Start

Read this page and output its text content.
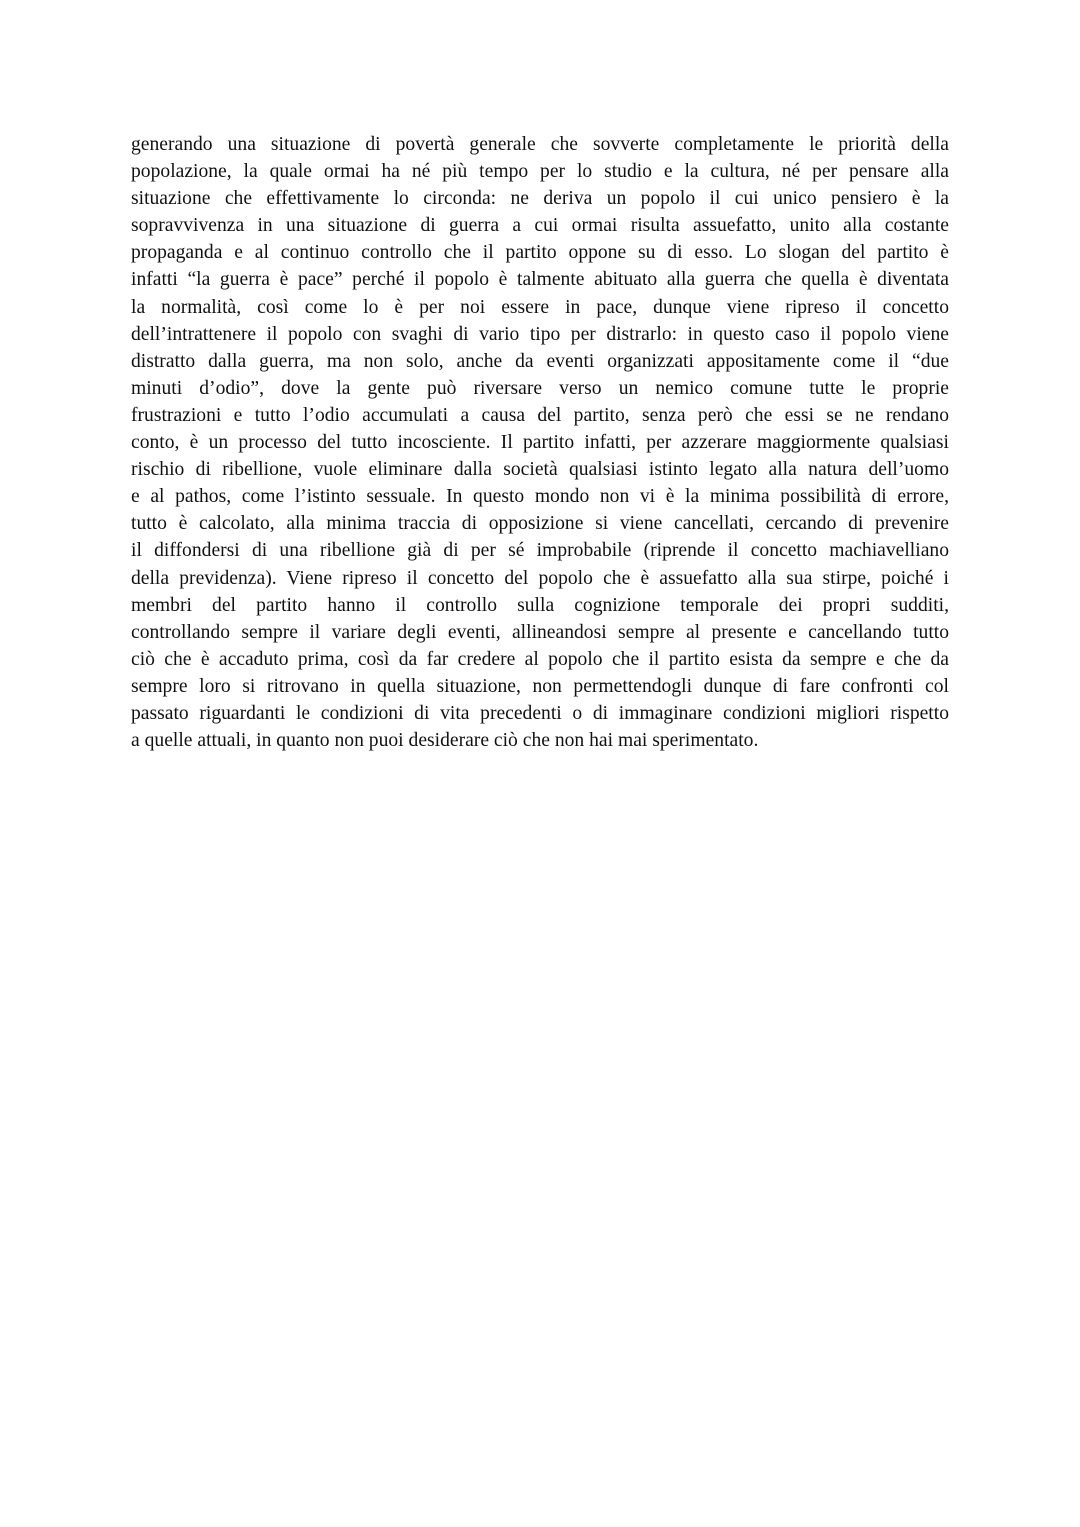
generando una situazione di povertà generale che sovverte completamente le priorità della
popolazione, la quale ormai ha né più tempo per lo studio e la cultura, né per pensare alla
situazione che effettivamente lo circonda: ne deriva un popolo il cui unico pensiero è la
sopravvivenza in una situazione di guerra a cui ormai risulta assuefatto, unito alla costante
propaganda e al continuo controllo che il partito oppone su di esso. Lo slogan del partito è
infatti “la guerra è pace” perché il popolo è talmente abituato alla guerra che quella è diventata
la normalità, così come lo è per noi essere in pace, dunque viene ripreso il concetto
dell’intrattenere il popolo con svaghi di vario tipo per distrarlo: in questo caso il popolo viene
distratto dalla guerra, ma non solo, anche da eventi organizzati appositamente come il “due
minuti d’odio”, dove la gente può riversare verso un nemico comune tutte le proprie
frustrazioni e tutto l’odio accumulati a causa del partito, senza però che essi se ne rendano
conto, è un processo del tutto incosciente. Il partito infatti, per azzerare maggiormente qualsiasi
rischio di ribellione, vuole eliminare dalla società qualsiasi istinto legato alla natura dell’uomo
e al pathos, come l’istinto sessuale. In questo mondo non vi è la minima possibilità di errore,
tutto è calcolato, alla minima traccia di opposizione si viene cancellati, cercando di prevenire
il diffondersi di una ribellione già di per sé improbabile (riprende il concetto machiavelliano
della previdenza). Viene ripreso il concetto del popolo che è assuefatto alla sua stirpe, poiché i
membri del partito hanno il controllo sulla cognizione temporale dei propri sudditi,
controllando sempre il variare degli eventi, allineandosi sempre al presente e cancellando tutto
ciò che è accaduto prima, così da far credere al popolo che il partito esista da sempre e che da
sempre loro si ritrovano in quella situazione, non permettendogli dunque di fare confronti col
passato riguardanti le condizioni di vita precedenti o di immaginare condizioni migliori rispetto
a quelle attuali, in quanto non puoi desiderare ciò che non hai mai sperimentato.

End
Start

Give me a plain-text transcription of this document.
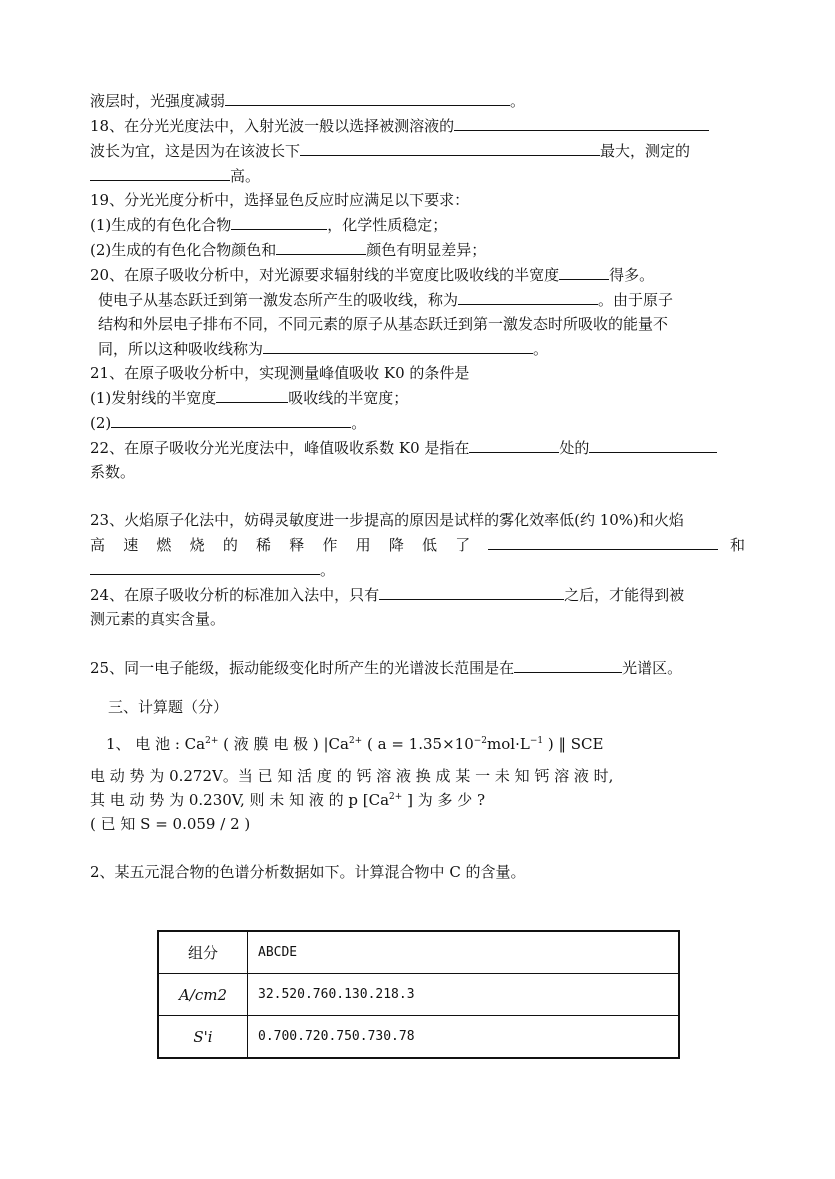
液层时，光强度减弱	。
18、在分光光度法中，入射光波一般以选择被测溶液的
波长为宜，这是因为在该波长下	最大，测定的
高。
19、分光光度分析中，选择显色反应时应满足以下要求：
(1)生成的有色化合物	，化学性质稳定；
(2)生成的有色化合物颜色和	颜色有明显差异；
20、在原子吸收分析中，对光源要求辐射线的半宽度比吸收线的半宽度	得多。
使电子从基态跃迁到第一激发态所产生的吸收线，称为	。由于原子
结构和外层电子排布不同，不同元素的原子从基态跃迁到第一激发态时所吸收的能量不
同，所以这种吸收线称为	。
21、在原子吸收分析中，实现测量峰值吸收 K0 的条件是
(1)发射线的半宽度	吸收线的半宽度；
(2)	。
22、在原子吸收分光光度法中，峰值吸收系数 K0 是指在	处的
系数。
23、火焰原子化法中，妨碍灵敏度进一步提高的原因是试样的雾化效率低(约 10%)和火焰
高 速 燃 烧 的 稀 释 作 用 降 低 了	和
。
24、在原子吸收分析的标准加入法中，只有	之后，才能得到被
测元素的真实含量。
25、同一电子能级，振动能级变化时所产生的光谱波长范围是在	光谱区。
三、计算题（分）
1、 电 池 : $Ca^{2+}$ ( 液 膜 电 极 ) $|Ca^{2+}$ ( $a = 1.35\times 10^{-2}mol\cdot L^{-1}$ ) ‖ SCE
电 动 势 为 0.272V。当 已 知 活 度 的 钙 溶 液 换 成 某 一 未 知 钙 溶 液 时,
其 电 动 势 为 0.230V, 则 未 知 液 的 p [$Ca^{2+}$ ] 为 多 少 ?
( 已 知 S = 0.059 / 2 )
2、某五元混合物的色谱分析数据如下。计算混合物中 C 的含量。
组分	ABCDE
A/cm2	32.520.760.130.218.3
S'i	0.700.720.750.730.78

End

▸ Directions for this task: Which lines above contain "come"? Show each of them.

▸ Correct response:
la normalità, così come lo è per noi essere in pace, dunque viene ripreso il concetto
distratto dalla guerra, ma non solo, anche da eventi organizzati appositamente come il “due
e al pathos, come l’istinto sessuale. In questo mondo non vi è la minima possibilità di errore,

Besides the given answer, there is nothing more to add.